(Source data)
-- begin --

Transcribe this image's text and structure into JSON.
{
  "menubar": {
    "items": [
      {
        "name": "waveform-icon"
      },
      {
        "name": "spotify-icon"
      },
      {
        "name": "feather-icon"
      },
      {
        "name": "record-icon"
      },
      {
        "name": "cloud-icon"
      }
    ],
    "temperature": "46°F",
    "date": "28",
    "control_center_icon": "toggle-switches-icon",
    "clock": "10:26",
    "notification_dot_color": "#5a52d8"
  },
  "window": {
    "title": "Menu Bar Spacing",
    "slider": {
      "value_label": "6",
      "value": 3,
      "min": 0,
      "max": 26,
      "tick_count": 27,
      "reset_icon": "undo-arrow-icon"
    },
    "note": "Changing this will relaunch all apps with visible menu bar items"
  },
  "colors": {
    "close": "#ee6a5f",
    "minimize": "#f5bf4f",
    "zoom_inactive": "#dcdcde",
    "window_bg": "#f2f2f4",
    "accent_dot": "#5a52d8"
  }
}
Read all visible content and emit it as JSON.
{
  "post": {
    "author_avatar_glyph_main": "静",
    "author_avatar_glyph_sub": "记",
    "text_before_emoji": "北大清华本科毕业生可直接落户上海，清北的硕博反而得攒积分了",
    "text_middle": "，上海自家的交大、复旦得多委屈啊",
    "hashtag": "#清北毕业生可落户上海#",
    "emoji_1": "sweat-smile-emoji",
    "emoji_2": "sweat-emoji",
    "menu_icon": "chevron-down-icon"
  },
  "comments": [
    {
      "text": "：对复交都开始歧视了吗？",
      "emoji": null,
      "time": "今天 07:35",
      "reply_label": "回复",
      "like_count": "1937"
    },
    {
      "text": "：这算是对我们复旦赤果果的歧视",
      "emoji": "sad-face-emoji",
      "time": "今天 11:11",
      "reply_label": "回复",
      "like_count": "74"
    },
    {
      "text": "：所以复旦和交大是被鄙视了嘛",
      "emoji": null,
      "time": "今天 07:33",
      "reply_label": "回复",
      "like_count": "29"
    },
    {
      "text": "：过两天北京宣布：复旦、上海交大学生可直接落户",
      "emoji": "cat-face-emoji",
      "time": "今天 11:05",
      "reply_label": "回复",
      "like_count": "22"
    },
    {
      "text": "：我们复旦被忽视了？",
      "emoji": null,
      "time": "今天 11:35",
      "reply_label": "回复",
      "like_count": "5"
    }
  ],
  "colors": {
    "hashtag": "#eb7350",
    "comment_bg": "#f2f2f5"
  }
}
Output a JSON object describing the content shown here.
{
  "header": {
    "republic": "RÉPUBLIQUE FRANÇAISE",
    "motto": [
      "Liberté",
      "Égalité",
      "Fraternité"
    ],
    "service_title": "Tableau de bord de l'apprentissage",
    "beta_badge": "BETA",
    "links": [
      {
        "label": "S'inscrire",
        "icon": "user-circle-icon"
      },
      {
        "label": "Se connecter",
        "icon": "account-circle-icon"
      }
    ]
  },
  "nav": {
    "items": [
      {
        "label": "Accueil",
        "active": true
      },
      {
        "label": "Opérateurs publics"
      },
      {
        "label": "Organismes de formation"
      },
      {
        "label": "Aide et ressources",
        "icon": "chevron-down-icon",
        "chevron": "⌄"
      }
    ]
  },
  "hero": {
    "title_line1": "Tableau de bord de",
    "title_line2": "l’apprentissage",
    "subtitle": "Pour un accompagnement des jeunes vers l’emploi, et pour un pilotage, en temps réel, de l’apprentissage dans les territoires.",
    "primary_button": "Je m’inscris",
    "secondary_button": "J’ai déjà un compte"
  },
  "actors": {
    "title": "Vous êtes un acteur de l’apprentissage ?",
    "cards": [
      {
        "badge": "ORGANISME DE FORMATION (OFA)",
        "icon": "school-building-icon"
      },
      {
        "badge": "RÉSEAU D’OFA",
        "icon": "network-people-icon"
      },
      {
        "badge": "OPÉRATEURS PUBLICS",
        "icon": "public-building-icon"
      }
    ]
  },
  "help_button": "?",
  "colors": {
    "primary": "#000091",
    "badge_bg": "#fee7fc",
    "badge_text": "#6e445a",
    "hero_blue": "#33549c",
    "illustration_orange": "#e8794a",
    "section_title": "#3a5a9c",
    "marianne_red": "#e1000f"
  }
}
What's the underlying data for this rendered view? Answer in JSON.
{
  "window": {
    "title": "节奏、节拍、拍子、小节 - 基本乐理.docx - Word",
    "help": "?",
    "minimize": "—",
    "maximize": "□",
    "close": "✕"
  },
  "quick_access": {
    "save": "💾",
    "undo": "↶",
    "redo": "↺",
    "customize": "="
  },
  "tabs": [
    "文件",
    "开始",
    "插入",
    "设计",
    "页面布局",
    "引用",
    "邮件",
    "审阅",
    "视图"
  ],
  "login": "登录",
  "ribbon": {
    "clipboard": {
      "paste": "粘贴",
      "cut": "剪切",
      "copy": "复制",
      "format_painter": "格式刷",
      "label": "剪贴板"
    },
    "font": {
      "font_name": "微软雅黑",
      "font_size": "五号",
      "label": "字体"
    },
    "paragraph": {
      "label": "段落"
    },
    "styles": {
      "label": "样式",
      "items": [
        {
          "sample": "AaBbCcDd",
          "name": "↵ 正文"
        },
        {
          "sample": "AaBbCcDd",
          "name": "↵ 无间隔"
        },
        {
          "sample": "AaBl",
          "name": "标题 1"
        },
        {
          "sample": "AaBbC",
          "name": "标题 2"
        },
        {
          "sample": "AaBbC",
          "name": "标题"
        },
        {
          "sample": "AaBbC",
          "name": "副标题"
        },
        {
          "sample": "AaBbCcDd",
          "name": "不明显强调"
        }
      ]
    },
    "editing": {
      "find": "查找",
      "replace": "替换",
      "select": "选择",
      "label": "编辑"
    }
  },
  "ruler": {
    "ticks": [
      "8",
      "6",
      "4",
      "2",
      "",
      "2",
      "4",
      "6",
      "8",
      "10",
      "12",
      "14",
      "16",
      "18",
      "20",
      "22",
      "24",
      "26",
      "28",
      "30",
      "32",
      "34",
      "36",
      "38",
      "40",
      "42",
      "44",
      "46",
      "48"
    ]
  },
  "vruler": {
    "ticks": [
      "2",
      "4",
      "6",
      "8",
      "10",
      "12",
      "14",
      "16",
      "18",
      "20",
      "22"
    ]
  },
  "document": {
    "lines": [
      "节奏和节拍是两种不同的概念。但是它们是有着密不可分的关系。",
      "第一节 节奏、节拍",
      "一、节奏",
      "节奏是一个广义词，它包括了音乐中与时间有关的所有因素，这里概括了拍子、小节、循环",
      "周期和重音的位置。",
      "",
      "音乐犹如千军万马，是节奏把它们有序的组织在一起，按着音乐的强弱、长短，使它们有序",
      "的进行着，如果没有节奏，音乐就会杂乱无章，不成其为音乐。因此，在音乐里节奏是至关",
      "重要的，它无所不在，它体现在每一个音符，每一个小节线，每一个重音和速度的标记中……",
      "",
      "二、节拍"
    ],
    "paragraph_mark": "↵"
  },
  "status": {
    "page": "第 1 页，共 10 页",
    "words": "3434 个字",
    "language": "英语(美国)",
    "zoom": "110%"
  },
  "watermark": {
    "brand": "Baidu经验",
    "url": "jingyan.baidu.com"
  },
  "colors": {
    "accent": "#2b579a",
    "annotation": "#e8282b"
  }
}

-- end --

Transcribe every line of the data, exactly as it stands.

Transcribe this image's text and structure into JSON.
{
  "menubar": {
    "items": [
      {
        "name": "waveform-icon"
      },
      {
        "name": "spotify-icon"
      },
      {
        "name": "feather-icon"
      },
      {
        "name": "record-icon"
      },
      {
        "name": "cloud-icon"
      }
    ],
    "temperature": "46°F",
    "date": "28",
    "control_center_icon": "toggle-switches-icon",
    "clock": "10:26",
    "notification_dot_color": "#5a52d8"
  },
  "window": {
    "title": "Menu Bar Spacing",
    "slider": {
      "value_label": "6",
      "value": 3,
      "min": 0,
      "max": 26,
      "tick_count": 27,
      "reset_icon": "undo-arrow-icon"
    },
    "note": "Changing this will relaunch all apps with visible menu bar items"
  },
  "colors": {
    "close": "#ee6a5f",
    "minimize": "#f5bf4f",
    "zoom_inactive": "#dcdcde",
    "window_bg": "#f2f2f4",
    "accent_dot": "#5a52d8"
  }
}
Read all visible content and emit it as JSON.
{
  "post": {
    "author_avatar_glyph_main": "静",
    "author_avatar_glyph_sub": "记",
    "text_before_emoji": "北大清华本科毕业生可直接落户上海，清北的硕博反而得攒积分了",
    "text_middle": "，上海自家的交大、复旦得多委屈啊",
    "hashtag": "#清北毕业生可落户上海#",
    "emoji_1": "sweat-smile-emoji",
    "emoji_2": "sweat-emoji",
    "menu_icon": "chevron-down-icon"
  },
  "comments": [
    {
      "text": "：对复交都开始歧视了吗？",
      "emoji": null,
      "time": "今天 07:35",
      "reply_label": "回复",
      "like_count": "1937"
    },
    {
      "text": "：这算是对我们复旦赤果果的歧视",
      "emoji": "sad-face-emoji",
      "time": "今天 11:11",
      "reply_label": "回复",
      "like_count": "74"
    },
    {
      "text": "：所以复旦和交大是被鄙视了嘛",
      "emoji": null,
      "time": "今天 07:33",
      "reply_label": "回复",
      "like_count": "29"
    },
    {
      "text": "：过两天北京宣布：复旦、上海交大学生可直接落户",
      "emoji": "cat-face-emoji",
      "time": "今天 11:05",
      "reply_label": "回复",
      "like_count": "22"
    },
    {
      "text": "：我们复旦被忽视了？",
      "emoji": null,
      "time": "今天 11:35",
      "reply_label": "回复",
      "like_count": "5"
    }
  ],
  "colors": {
    "hashtag": "#eb7350",
    "comment_bg": "#f2f2f5"
  }
}
Output a JSON object describing the content shown here.
{
  "header": {
    "republic": "RÉPUBLIQUE FRANÇAISE",
    "motto": [
      "Liberté",
      "Égalité",
      "Fraternité"
    ],
    "service_title": "Tableau de bord de l'apprentissage",
    "beta_badge": "BETA",
    "links": [
      {
        "label": "S'inscrire",
        "icon": "user-circle-icon"
      },
      {
        "label": "Se connecter",
        "icon": "account-circle-icon"
      }
    ]
  },
  "nav": {
    "items": [
      {
        "label": "Accueil",
        "active": true
      },
      {
        "label": "Opérateurs publics"
      },
      {
        "label": "Organismes de formation"
      },
      {
        "label": "Aide et ressources",
        "icon": "chevron-down-icon",
        "chevron": "⌄"
      }
    ]
  },
  "hero": {
    "title_line1": "Tableau de bord de",
    "title_line2": "l’apprentissage",
    "subtitle": "Pour un accompagnement des jeunes vers l’emploi, et pour un pilotage, en temps réel, de l’apprentissage dans les territoires.",
    "primary_button": "Je m’inscris",
    "secondary_button": "J’ai déjà un compte"
  },
  "actors": {
    "title": "Vous êtes un acteur de l’apprentissage ?",
    "cards": [
      {
        "badge": "ORGANISME DE FORMATION (OFA)",
        "icon": "school-building-icon"
      },
      {
        "badge": "RÉSEAU D’OFA",
        "icon": "network-people-icon"
      },
      {
        "badge": "OPÉRATEURS PUBLICS",
        "icon": "public-building-icon"
      }
    ]
  },
  "help_button": "?",
  "colors": {
    "primary": "#000091",
    "badge_bg": "#fee7fc",
    "badge_text": "#6e445a",
    "hero_blue": "#33549c",
    "illustration_orange": "#e8794a",
    "section_title": "#3a5a9c",
    "marianne_red": "#e1000f"
  }
}
What's the underlying data for this rendered view? Answer in JSON.
{
  "window": {
    "title": "节奏、节拍、拍子、小节 - 基本乐理.docx - Word",
    "help": "?",
    "minimize": "—",
    "maximize": "□",
    "close": "✕"
  },
  "quick_access": {
    "save": "💾",
    "undo": "↶",
    "redo": "↺",
    "customize": "="
  },
  "tabs": [
    "文件",
    "开始",
    "插入",
    "设计",
    "页面布局",
    "引用",
    "邮件",
    "审阅",
    "视图"
  ],
  "login": "登录",
  "ribbon": {
    "clipboard": {
      "paste": "粘贴",
      "cut": "剪切",
      "copy": "复制",
      "format_painter": "格式刷",
      "label": "剪贴板"
    },
    "font": {
      "font_name": "微软雅黑",
      "font_size": "五号",
      "label": "字体"
    },
    "paragraph": {
      "label": "段落"
    },
    "styles": {
      "label": "样式",
      "items": [
        {
          "sample": "AaBbCcDd",
          "name": "↵ 正文"
        },
        {
          "sample": "AaBbCcDd",
          "name": "↵ 无间隔"
        },
        {
          "sample": "AaBl",
          "name": "标题 1"
        },
        {
          "sample": "AaBbC",
          "name": "标题 2"
        },
        {
          "sample": "AaBbC",
          "name": "标题"
        },
        {
          "sample": "AaBbC",
          "name": "副标题"
        },
        {
          "sample": "AaBbCcDd",
          "name": "不明显强调"
        }
      ]
    },
    "editing": {
      "find": "查找",
      "replace": "替换",
      "select": "选择",
      "label": "编辑"
    }
  },
  "ruler": {
    "ticks": [
      "8",
      "6",
      "4",
      "2",
      "",
      "2",
      "4",
      "6",
      "8",
      "10",
      "12",
      "14",
      "16",
      "18",
      "20",
      "22",
      "24",
      "26",
      "28",
      "30",
      "32",
      "34",
      "36",
      "38",
      "40",
      "42",
      "44",
      "46",
      "48"
    ]
  },
  "vruler": {
    "ticks": [
      "2",
      "4",
      "6",
      "8",
      "10",
      "12",
      "14",
      "16",
      "18",
      "20",
      "22"
    ]
  },
  "document": {
    "lines": [
      "节奏和节拍是两种不同的概念。但是它们是有着密不可分的关系。",
      "第一节 节奏、节拍",
      "一、节奏",
      "节奏是一个广义词，它包括了音乐中与时间有关的所有因素，这里概括了拍子、小节、循环",
      "周期和重音的位置。",
      "",
      "音乐犹如千军万马，是节奏把它们有序的组织在一起，按着音乐的强弱、长短，使它们有序",
      "的进行着，如果没有节奏，音乐就会杂乱无章，不成其为音乐。因此，在音乐里节奏是至关",
      "重要的，它无所不在，它体现在每一个音符，每一个小节线，每一个重音和速度的标记中……",
      "",
      "二、节拍"
    ],
    "paragraph_mark": "↵"
  },
  "status": {
    "page": "第 1 页，共 10 页",
    "words": "3434 个字",
    "language": "英语(美国)",
    "zoom": "110%"
  },
  "watermark": {
    "brand": "Baidu经验",
    "url": "jingyan.baidu.com"
  },
  "colors": {
    "accent": "#2b579a",
    "annotation": "#e8282b"
  }
}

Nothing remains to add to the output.